→ The tasks
**A.** Answer these questions from the conversation:
(i) How long is the contract given to the next coach?
(ii) About how many weeks away does Michael say the start of the season is?
(iii) Which word has Michael been enjoying for the last couple of months?
**B.** Michael calls some of what came out of the club "fluff" and "blowing hot air." List every claim about the coach that he gives as part of it in the conversation.
**C.** Summarize the conversation in two sentences.

→ Page
====================
Michael:What's No. No. They've already signed the next coach. They have signed the next coach. It's already They've given him a three year contract.
Michael:So
Jake:I'll believe it when I see it. I just have a feeling somehow he's gonna find his way back into coaching again. Don't You know?
Michael:Considering how things have gone over the last twelve years, it would not surprise me if something changes his mind. Because there was lots of fluff that came out of the club, lots of blowing hot air, and, you know, he's the right man, and he's still passionate for it, and he's excited. And we're like the thing the thing that ires me most, and I've I've been enjoying the word ire the last couple of months.
Jake:I like that. That's a good one.
Michael:Ire. That raises my ire above all else is that after all of these, you know, failure to capitalize on the best list we've ever had and the best players we ever had and all of that, we will be deprived of the coach being sacked. He's just gonna be allowed to walk off into the sunset. So
Jake:You wanted there be wanted to be some shame associated
Michael:with that. Like shame. Yeah. He's just such a good guy, and everyone loves him and all of the no. Look.
Michael:Hopefully, we had two of our key defenders get injured, so they'll be a little bit undercooked if they make the start of the season anyway, which is in, like, four weeks from now. So Mhmm. Hopefully, we'll just lose badly in the early
Jake:stages. And then everybody can just be really mad at him, and he can get the firing he deserves.
Michael:That's right. Just usher him out. So, anyway, we'll see what happens.
Jake:Oh, man. Well, I wish the worst for you then, my friend. I hope it goes terribly, and I hope he gets just shamed into oblivion and that there's, you know, no honor for him leaving on a good season. Just
Michael:We'll certainly boo him every chance we get.
Jake:Make him suffer. I'm just kidding. But, well, you know. Yeah. You know, I wish I had a rant to follow with.
Jake:I think I could let me see. Can I cook something up? Has has there been anything bothering me recently? I think that one of the things that I could have a rant about would be when you build things for people and then they don't use them, and then they come back and they say, hey. Could you build this feature?
Jake:And you mean the one I built for you, like, six months ago? That one? Is that the one you're talking about? Mhmm. But sometimes even worse, and I'm I'm just I'm ranting about this.
Jake:Like, this is a thing. It is a thing. It's happened before, but it hasn't happened recently. But what has happened recently is when you build a feature and you're like, okay, we're gonna release it for feedback. Like, we're I feel like we're far enough along.
====================
Stored records

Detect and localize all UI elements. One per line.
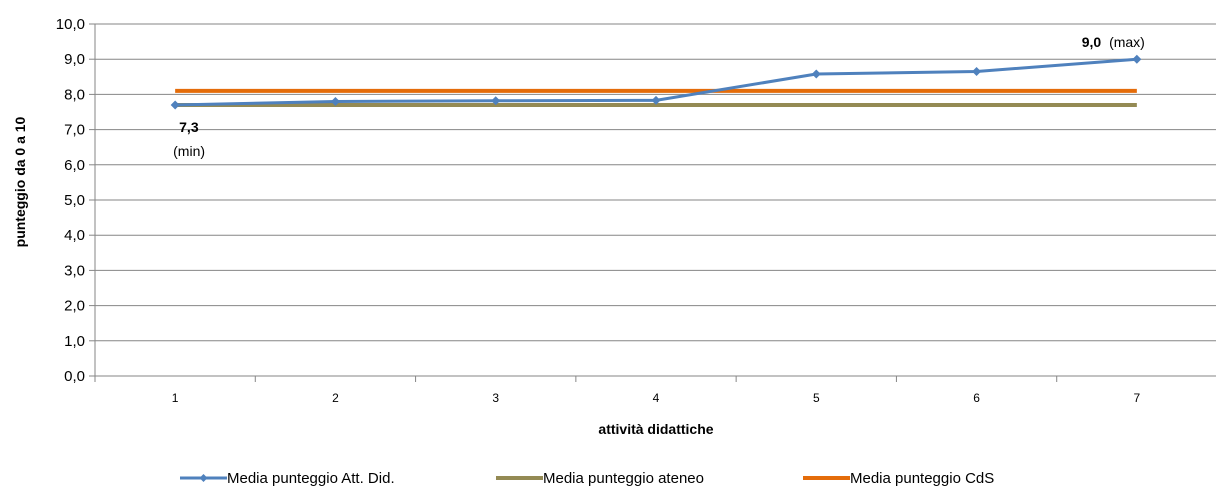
x-tick-label: 5 [813, 391, 820, 405]
y-tick-label: 4,0 [64, 227, 85, 244]
x-tick-label: 1 [172, 391, 179, 405]
legend: Media punteggio Att. Did. Media punteggio… [180, 470, 994, 487]
data-point [972, 67, 982, 77]
y-tick-label: 10,0 [56, 16, 85, 33]
min-annotation-suffix: (min) [173, 143, 205, 159]
x-tick-label: 4 [653, 391, 660, 405]
y-tick-labels: 0,0 1,0 2,0 3,0 4,0 5,0 6,0 7,0 8,0 9,0 10,0 [56, 16, 85, 385]
min-annotation-value: 7,3 [179, 119, 199, 135]
axes [89, 23, 1216, 382]
y-axis-title: punteggio da 0 a 10 [12, 116, 28, 247]
data-point [811, 69, 821, 79]
data-point [1132, 54, 1142, 64]
x-tick-label: 3 [492, 391, 499, 405]
x-tick-label: 2 [332, 391, 339, 405]
data-point [170, 100, 180, 110]
y-tick-label: 7,0 [64, 122, 85, 139]
y-tick-label: 5,0 [64, 192, 85, 209]
data-point [330, 96, 340, 106]
data-point [491, 96, 501, 106]
y-tick-label: 0,0 [64, 368, 85, 385]
x-tick-label: 6 [973, 391, 980, 405]
y-tick-label: 6,0 [64, 157, 85, 174]
y-tick-label: 1,0 [64, 333, 85, 350]
legend-label: Media punteggio CdS [850, 470, 994, 487]
series-lines [170, 54, 1142, 110]
y-tick-label: 9,0 [64, 51, 85, 68]
grid-lines [95, 23, 1216, 342]
data-point [651, 95, 661, 105]
y-tick-label: 3,0 [64, 262, 85, 279]
y-tick-label: 8,0 [64, 86, 85, 103]
legend-label: Media punteggio Att. Did. [227, 470, 395, 487]
annotations: 7,3 (min) 9,0 (max) [173, 34, 1145, 159]
y-tick-label: 2,0 [64, 298, 85, 315]
legend-marker [199, 474, 208, 482]
legend-label: Media punteggio ateneo [543, 470, 704, 487]
x-tick-labels: 1 2 3 4 5 6 7 [172, 391, 1141, 405]
max-annotation-value: 9,0 [1082, 34, 1102, 50]
max-annotation: 9,0 (max) [1082, 34, 1145, 50]
x-tick-label: 7 [1134, 391, 1141, 405]
x-axis-title: attività didattiche [598, 421, 713, 437]
max-annotation-suffix: (max) [1109, 34, 1145, 50]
====================
→ Expected answers
**A.**
(i) Three years.
(ii) About four weeks.
(iii) Ire.

**B.**
- He's the right man.
- He's still passionate for it.
- He's excited.

**C.** Michael says the club has already signed the next coach on a three-year contract, and he is angry that the current coach will walk away without being sacked after the club failed to capitalize on its best list and players. He hopes for heavy early-season losses, and Jake then starts a rant about building features that people don't use, who later ask for that same feature.